> [WHAT YOU WILL DO]:
Look for the string "Peak" and copy every line that has it.

##### SUPPLIED RECORDS #####

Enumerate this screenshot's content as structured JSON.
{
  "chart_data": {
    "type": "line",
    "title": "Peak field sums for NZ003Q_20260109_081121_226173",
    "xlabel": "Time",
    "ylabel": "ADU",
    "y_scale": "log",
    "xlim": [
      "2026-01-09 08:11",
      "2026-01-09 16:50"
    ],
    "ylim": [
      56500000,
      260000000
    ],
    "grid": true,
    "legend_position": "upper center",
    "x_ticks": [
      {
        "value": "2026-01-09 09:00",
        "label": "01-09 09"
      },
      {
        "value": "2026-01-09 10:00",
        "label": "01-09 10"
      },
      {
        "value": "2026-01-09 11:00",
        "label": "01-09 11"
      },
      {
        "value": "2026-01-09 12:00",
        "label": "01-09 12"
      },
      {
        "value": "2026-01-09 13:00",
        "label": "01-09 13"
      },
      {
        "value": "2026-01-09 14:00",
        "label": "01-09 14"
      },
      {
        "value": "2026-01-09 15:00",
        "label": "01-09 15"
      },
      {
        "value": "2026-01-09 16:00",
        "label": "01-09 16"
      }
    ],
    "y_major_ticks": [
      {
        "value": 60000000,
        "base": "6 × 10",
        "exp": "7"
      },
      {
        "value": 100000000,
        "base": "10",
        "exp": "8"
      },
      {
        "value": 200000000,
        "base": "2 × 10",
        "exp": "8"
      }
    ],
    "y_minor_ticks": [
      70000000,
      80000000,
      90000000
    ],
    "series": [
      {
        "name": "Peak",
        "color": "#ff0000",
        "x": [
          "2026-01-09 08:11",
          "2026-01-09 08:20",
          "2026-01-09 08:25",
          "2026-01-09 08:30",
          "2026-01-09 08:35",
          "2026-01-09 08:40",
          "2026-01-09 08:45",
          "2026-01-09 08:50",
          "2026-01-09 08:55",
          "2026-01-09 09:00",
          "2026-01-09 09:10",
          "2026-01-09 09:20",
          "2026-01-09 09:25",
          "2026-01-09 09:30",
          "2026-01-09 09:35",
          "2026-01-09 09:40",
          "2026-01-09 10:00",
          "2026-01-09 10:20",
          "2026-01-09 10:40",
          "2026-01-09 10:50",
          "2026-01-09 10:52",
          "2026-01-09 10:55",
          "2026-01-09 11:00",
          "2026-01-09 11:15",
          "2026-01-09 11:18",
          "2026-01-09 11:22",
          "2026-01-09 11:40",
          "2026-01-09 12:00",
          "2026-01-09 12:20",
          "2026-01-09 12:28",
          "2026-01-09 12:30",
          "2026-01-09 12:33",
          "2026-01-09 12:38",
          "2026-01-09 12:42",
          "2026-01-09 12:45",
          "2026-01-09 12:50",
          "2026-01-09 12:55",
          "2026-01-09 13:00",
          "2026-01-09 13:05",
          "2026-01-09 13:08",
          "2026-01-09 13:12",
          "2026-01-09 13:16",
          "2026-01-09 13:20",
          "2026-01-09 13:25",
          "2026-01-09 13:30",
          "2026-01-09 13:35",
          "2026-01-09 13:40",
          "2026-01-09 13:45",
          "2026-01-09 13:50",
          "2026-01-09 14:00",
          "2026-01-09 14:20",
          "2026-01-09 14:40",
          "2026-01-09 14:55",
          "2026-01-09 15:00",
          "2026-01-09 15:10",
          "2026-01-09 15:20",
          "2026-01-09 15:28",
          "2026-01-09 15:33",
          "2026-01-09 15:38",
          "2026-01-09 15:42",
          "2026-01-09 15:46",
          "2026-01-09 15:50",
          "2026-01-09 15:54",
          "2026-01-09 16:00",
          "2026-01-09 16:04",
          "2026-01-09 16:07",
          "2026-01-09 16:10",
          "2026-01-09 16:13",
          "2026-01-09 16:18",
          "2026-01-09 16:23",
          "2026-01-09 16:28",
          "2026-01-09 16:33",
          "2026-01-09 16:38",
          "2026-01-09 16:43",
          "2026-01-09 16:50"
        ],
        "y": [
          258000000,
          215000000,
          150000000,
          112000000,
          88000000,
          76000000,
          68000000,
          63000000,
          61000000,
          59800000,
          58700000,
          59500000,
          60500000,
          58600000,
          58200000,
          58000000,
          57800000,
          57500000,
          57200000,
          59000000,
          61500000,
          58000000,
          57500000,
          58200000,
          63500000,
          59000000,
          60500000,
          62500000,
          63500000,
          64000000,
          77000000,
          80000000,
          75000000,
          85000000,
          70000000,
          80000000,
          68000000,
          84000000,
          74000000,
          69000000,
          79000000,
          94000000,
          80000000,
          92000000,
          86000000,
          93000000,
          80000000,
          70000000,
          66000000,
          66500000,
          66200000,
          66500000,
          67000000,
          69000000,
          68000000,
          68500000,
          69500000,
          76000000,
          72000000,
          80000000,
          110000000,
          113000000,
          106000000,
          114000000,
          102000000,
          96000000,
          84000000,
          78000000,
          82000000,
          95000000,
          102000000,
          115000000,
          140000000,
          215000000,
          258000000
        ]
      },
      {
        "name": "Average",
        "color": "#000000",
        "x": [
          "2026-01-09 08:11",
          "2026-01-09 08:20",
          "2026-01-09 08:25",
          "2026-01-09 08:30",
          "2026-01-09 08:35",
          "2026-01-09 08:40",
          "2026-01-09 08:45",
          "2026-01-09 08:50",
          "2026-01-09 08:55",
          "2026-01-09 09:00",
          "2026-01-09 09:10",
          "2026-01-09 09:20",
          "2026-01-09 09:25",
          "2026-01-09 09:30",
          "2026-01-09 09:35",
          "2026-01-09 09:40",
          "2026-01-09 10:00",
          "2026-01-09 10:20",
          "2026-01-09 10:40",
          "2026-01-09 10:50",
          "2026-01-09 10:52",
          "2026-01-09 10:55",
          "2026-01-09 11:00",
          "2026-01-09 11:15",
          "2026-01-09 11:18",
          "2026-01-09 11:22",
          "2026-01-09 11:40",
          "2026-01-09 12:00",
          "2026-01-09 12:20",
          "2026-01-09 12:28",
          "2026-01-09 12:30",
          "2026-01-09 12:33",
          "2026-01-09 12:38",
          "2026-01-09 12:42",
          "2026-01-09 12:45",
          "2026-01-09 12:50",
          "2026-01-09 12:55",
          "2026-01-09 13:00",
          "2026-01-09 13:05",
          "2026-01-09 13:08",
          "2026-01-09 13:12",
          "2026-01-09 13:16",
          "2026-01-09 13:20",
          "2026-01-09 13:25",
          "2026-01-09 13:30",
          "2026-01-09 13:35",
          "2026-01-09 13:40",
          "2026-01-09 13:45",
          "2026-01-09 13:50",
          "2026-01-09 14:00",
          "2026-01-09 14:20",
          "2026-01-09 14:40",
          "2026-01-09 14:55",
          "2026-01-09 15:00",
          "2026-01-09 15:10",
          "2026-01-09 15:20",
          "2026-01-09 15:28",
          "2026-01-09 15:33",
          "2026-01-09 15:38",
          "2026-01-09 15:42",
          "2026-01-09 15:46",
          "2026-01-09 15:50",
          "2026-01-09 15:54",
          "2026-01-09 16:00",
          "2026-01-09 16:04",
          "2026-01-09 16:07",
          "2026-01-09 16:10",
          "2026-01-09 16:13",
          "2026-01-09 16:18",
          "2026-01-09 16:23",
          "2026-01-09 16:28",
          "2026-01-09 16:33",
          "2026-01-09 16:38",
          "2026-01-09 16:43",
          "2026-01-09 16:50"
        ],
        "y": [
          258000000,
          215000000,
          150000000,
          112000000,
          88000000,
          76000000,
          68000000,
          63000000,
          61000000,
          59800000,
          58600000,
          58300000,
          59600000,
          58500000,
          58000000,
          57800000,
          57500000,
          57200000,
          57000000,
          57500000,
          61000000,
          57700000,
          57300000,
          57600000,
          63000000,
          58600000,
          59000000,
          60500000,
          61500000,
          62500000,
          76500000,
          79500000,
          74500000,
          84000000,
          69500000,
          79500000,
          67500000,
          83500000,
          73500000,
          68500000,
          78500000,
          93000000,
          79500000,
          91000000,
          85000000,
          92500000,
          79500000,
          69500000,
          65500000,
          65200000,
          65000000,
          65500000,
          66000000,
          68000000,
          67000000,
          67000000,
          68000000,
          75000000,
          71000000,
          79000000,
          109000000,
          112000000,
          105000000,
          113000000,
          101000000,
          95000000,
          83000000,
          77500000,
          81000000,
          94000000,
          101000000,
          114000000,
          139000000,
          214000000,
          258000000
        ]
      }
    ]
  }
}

#####

> [EXERCISE ANSWER]:
    "title": "Peak field sums for NZ003Q_20260109_081121_226173",
        "name": "Peak",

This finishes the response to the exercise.